● Work to do
Repeat each record below exactly, dropping the pictures.

● Data extract
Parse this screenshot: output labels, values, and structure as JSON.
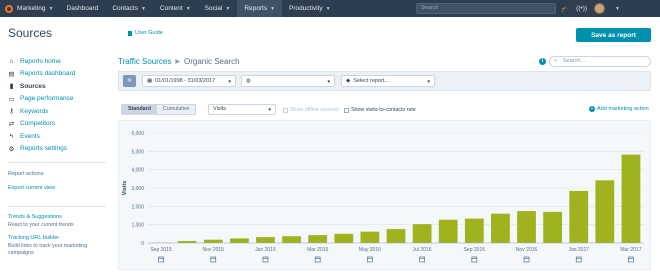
{
  "topnav": {
    "brand": "Marketing",
    "items": [
      "Dashboard",
      "Contacts",
      "Content",
      "Social",
      "Reports",
      "Productivity"
    ],
    "has_caret": [
      false,
      true,
      true,
      true,
      true,
      true
    ],
    "active_index": 4,
    "search_placeholder": "Search"
  },
  "header": {
    "title": "Sources",
    "user_guide": "User Guide",
    "save_button": "Save as report"
  },
  "sidebar": {
    "items": [
      {
        "label": "Reports home",
        "icon": "home-icon"
      },
      {
        "label": "Reports dashboard",
        "icon": "dashboard-icon"
      },
      {
        "label": "Sources",
        "icon": "chart-icon"
      },
      {
        "label": "Page performance",
        "icon": "page-icon"
      },
      {
        "label": "Keywords",
        "icon": "key-icon"
      },
      {
        "label": "Competitors",
        "icon": "competitors-icon"
      },
      {
        "label": "Events",
        "icon": "bolt-icon"
      },
      {
        "label": "Reports settings",
        "icon": "gear-icon"
      }
    ],
    "active_index": 2,
    "actions_heading": "Report actions",
    "export_link": "Export current view",
    "trends_link": "Trends & Suggestions",
    "trends_desc": "React to your current trends",
    "tracking_link": "Tracking URL builder",
    "tracking_desc": "Build links to track your marketing campaigns"
  },
  "main": {
    "crumb_link": "Traffic Sources",
    "crumb_current": "Organic Search",
    "search_placeholder": "Search...",
    "date_range": "01/01/1998 - 31/03/2017",
    "globe_value": "",
    "report_select": "Select report...",
    "view_toggle": [
      "Standard",
      "Cumulative"
    ],
    "metric": "Visits",
    "offline_checkbox": "Show offline sources",
    "ratio_checkbox": "Show visits-to-contacts rate",
    "add_marketing": "Add marketing action"
  },
  "colors": {
    "nav_bg": "#2d3e50",
    "accent": "#0091ae",
    "bar": "#a0b31e",
    "logo": "#f57722"
  },
  "chart_data": {
    "type": "bar",
    "ylabel": "Visits",
    "ylim": [
      0,
      6000
    ],
    "yticks": [
      0,
      1000,
      2000,
      3000,
      4000,
      5000,
      6000
    ],
    "ytick_labels": [
      "0",
      "1,000",
      "2,000",
      "3,000",
      "4,000",
      "5,000",
      "6,000"
    ],
    "categories": [
      "Sep 2015",
      "Oct 2015",
      "Nov 2015",
      "Dec 2015",
      "Jan 2016",
      "Feb 2016",
      "Mar 2016",
      "Apr 2016",
      "May 2016",
      "Jun 2016",
      "Jul 2016",
      "Aug 2016",
      "Sep 2016",
      "Oct 2016",
      "Nov 2016",
      "Dec 2016",
      "Jan 2017",
      "Feb 2017",
      "Mar 2017"
    ],
    "xtick_labels": [
      "Sep 2015",
      "",
      "Nov 2015",
      "",
      "Jan 2016",
      "",
      "Mar 2016",
      "",
      "May 2016",
      "",
      "Jul 2016",
      "",
      "Sep 2016",
      "",
      "Nov 2016",
      "",
      "Jan 2017",
      "",
      "Mar 2017"
    ],
    "values": [
      20,
      110,
      180,
      250,
      320,
      370,
      430,
      500,
      620,
      760,
      1030,
      1270,
      1330,
      1600,
      1740,
      1700,
      2840,
      3420,
      4820
    ],
    "grid": true,
    "annotation_icon": "calendar-note-icon"
  }
}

● Solved exercise
Parse this screenshot: output labels, values, and structure as JSON.
{
  "topnav": {
    "brand": "Marketing",
    "items": [
      "Dashboard",
      "Contacts",
      "Content",
      "Social",
      "Reports",
      "Productivity"
    ],
    "has_caret": [
      false,
      true,
      true,
      true,
      true,
      true
    ],
    "active_index": 4,
    "search_placeholder": "Search"
  },
  "header": {
    "title": "Sources",
    "user_guide": "User Guide",
    "save_button": "Save as report"
  },
  "sidebar": {
    "items": [
      {
        "label": "Reports home",
        "icon": "home-icon"
      },
      {
        "label": "Reports dashboard",
        "icon": "dashboard-icon"
      },
      {
        "label": "Sources",
        "icon": "chart-icon"
      },
      {
        "label": "Page performance",
        "icon": "page-icon"
      },
      {
        "label": "Keywords",
        "icon": "key-icon"
      },
      {
        "label": "Competitors",
        "icon": "competitors-icon"
      },
      {
        "label": "Events",
        "icon": "bolt-icon"
      },
      {
        "label": "Reports settings",
        "icon": "gear-icon"
      }
    ],
    "active_index": 2,
    "actions_heading": "Report actions",
    "export_link": "Export current view",
    "trends_link": "Trends & Suggestions",
    "trends_desc": "React to your current trends",
    "tracking_link": "Tracking URL builder",
    "tracking_desc": "Build links to track your marketing campaigns"
  },
  "main": {
    "crumb_link": "Traffic Sources",
    "crumb_current": "Organic Search",
    "search_placeholder": "Search...",
    "date_range": "01/01/1998 - 31/03/2017",
    "globe_value": "",
    "report_select": "Select report...",
    "view_toggle": [
      "Standard",
      "Cumulative"
    ],
    "metric": "Visits",
    "offline_checkbox": "Show offline sources",
    "ratio_checkbox": "Show visits-to-contacts rate",
    "add_marketing": "Add marketing action"
  },
  "colors": {
    "nav_bg": "#2d3e50",
    "accent": "#0091ae",
    "bar": "#a0b31e",
    "logo": "#f57722"
  },
  "chart_data": {
    "type": "bar",
    "ylabel": "Visits",
    "ylim": [
      0,
      6000
    ],
    "yticks": [
      0,
      1000,
      2000,
      3000,
      4000,
      5000,
      6000
    ],
    "ytick_labels": [
      "0",
      "1,000",
      "2,000",
      "3,000",
      "4,000",
      "5,000",
      "6,000"
    ],
    "categories": [
      "Sep 2015",
      "Oct 2015",
      "Nov 2015",
      "Dec 2015",
      "Jan 2016",
      "Feb 2016",
      "Mar 2016",
      "Apr 2016",
      "May 2016",
      "Jun 2016",
      "Jul 2016",
      "Aug 2016",
      "Sep 2016",
      "Oct 2016",
      "Nov 2016",
      "Dec 2016",
      "Jan 2017",
      "Feb 2017",
      "Mar 2017"
    ],
    "xtick_labels": [
      "Sep 2015",
      "",
      "Nov 2015",
      "",
      "Jan 2016",
      "",
      "Mar 2016",
      "",
      "May 2016",
      "",
      "Jul 2016",
      "",
      "Sep 2016",
      "",
      "Nov 2016",
      "",
      "Jan 2017",
      "",
      "Mar 2017"
    ],
    "values": [
      20,
      110,
      180,
      250,
      320,
      370,
      430,
      500,
      620,
      760,
      1030,
      1270,
      1330,
      1600,
      1740,
      1700,
      2840,
      3420,
      4820
    ],
    "grid": true,
    "annotation_icon": "calendar-note-icon"
  }
}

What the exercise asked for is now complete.